Task brief = Copy every line of the data exactly, leaving nothing out.

(Data records)
----------
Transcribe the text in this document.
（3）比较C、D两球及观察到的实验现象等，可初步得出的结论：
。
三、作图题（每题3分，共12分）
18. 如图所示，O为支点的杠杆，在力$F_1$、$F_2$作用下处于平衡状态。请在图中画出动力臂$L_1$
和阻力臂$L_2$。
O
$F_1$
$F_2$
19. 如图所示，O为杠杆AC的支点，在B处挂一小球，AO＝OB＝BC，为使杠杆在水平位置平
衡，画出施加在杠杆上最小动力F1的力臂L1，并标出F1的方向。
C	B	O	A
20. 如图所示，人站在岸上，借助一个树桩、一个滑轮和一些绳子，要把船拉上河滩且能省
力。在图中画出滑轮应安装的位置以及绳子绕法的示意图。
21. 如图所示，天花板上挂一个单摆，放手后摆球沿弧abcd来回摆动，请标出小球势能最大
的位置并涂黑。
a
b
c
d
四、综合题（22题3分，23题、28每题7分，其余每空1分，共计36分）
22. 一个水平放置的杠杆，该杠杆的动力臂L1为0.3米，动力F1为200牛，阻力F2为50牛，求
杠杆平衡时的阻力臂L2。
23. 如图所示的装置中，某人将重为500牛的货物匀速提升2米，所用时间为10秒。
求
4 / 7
----------
Response for this exercise =
Transcribe the text in this document.
（3）比较C、D两球及观察到的实验现象等，可初步得出的结论：
。
三、作图题（每题3分，共12分）
18. 如图所示，O为支点的杠杆，在力$F_1$、$F_2$作用下处于平衡状态。请在图中画出动力臂$L_1$
和阻力臂$L_2$。
O
$F_1$
$F_2$
19. 如图所示，O为杠杆AC的支点，在B处挂一小球，AO＝OB＝BC，为使杠杆在水平位置平
衡，画出施加在杠杆上最小动力F1的力臂L1，并标出F1的方向。
C	B	O	A
20. 如图所示，人站在岸上，借助一个树桩、一个滑轮和一些绳子，要把船拉上河滩且能省
力。在图中画出滑轮应安装的位置以及绳子绕法的示意图。
21. 如图所示，天花板上挂一个单摆，放手后摆球沿弧abcd来回摆动，请标出小球势能最大
的位置并涂黑。
a
b
c
d
四、综合题（22题3分，23题、28每题7分，其余每空1分，共计36分）
22. 一个水平放置的杠杆，该杠杆的动力臂L1为0.3米，动力F1为200牛，阻力F2为50牛，求
杠杆平衡时的阻力臂L2。
23. 如图所示的装置中，某人将重为500牛的货物匀速提升2米，所用时间为10秒。
求
4 / 7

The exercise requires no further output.